** begin Provided entries **

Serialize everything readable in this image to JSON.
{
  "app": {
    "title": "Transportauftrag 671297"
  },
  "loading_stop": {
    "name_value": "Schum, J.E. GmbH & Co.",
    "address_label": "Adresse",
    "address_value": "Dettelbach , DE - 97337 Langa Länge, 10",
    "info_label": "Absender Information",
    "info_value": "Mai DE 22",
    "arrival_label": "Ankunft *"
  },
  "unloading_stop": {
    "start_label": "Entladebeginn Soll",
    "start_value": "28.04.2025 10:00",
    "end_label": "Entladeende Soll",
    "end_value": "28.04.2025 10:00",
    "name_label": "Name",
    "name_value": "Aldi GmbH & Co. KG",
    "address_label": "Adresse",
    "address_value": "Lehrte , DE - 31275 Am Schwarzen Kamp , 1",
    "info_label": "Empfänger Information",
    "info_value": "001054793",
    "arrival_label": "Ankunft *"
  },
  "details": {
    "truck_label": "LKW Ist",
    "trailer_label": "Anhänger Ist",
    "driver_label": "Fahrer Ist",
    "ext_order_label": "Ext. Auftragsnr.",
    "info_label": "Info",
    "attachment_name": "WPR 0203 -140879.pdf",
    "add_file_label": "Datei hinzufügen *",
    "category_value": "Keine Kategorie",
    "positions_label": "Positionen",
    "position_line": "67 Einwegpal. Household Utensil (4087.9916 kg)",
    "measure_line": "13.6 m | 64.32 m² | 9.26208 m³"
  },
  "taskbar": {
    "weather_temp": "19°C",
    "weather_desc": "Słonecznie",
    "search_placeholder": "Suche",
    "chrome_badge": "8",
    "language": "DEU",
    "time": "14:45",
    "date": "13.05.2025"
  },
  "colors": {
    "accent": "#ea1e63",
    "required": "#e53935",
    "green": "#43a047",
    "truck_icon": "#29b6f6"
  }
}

** end Provided entries **

> _Written instruction_: Print out all the entries precisely as written.

> _Solution below_:
Serialize everything readable in this image to JSON.
{
  "app": {
    "title": "Transportauftrag 671297"
  },
  "loading_stop": {
    "name_value": "Schum, J.E. GmbH & Co.",
    "address_label": "Adresse",
    "address_value": "Dettelbach , DE - 97337 Langa Länge, 10",
    "info_label": "Absender Information",
    "info_value": "Mai DE 22",
    "arrival_label": "Ankunft *"
  },
  "unloading_stop": {
    "start_label": "Entladebeginn Soll",
    "start_value": "28.04.2025 10:00",
    "end_label": "Entladeende Soll",
    "end_value": "28.04.2025 10:00",
    "name_label": "Name",
    "name_value": "Aldi GmbH & Co. KG",
    "address_label": "Adresse",
    "address_value": "Lehrte , DE - 31275 Am Schwarzen Kamp , 1",
    "info_label": "Empfänger Information",
    "info_value": "001054793",
    "arrival_label": "Ankunft *"
  },
  "details": {
    "truck_label": "LKW Ist",
    "trailer_label": "Anhänger Ist",
    "driver_label": "Fahrer Ist",
    "ext_order_label": "Ext. Auftragsnr.",
    "info_label": "Info",
    "attachment_name": "WPR 0203 -140879.pdf",
    "add_file_label": "Datei hinzufügen *",
    "category_value": "Keine Kategorie",
    "positions_label": "Positionen",
    "position_line": "67 Einwegpal. Household Utensil (4087.9916 kg)",
    "measure_line": "13.6 m | 64.32 m² | 9.26208 m³"
  },
  "taskbar": {
    "weather_temp": "19°C",
    "weather_desc": "Słonecznie",
    "search_placeholder": "Suche",
    "chrome_badge": "8",
    "language": "DEU",
    "time": "14:45",
    "date": "13.05.2025"
  },
  "colors": {
    "accent": "#ea1e63",
    "required": "#e53935",
    "green": "#43a047",
    "truck_icon": "#29b6f6"
  }
}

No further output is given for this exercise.